• Given information:
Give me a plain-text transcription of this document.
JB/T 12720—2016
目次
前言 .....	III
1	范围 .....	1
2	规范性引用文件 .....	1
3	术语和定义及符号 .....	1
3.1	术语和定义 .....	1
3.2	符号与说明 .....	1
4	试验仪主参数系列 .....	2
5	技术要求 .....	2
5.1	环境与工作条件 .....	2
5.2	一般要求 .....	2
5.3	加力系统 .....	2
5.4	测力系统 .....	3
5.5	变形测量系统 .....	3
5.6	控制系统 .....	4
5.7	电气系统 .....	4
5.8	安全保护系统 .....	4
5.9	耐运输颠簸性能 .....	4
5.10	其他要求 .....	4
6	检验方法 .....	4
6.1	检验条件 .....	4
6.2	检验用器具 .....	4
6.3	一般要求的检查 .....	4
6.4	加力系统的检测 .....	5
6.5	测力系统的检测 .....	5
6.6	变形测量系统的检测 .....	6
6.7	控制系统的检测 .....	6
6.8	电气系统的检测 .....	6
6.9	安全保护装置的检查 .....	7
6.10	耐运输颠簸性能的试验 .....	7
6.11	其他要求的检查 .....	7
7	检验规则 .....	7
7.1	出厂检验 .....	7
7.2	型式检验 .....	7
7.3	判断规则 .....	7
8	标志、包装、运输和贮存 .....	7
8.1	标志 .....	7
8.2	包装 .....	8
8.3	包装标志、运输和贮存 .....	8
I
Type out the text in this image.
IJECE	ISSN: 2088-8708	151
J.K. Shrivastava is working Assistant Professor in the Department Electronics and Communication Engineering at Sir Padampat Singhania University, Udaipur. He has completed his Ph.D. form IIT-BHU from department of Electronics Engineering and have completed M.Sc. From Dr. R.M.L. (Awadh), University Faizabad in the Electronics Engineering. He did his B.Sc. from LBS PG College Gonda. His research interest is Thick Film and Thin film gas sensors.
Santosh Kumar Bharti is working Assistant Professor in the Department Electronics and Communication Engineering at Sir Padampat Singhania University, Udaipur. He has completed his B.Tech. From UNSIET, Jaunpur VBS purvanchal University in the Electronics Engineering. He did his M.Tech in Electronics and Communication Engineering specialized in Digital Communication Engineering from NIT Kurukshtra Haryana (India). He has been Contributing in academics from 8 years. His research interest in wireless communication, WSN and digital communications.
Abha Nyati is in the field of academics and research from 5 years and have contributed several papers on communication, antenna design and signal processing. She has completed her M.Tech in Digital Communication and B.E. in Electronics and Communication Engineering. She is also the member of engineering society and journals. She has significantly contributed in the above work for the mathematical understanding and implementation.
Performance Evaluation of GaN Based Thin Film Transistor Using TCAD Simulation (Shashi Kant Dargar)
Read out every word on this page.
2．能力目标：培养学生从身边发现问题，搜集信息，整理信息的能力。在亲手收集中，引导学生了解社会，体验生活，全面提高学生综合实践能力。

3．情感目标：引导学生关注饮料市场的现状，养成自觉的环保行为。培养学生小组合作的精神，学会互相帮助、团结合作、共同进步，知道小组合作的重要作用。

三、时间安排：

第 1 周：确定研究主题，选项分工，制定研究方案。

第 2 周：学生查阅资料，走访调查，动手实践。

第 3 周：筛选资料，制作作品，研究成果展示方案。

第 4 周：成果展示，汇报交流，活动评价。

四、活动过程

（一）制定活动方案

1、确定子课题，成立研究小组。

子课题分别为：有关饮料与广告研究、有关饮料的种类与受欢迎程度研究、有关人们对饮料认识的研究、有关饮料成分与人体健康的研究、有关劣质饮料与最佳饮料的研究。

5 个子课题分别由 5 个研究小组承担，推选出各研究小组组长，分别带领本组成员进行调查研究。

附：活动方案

• Request: Every line holding "Thin" should be copied out.

• Task result:
J.K. Shrivastava is working Assistant Professor in the Department Electronics and Communication Engineering at Sir Padampat Singhania University, Udaipur. He has completed his Ph.D. form IIT-BHU from department of Electronics Engineering and have completed M.Sc. From Dr. R.M.L. (Awadh), University Faizabad in the Electronics Engineering. He did his B.Sc. from LBS PG College Gonda. His research interest is Thick Film and Thin film gas sensors.
Performance Evaluation of GaN Based Thin Film Transistor Using TCAD Simulation (Shashi Kant Dargar)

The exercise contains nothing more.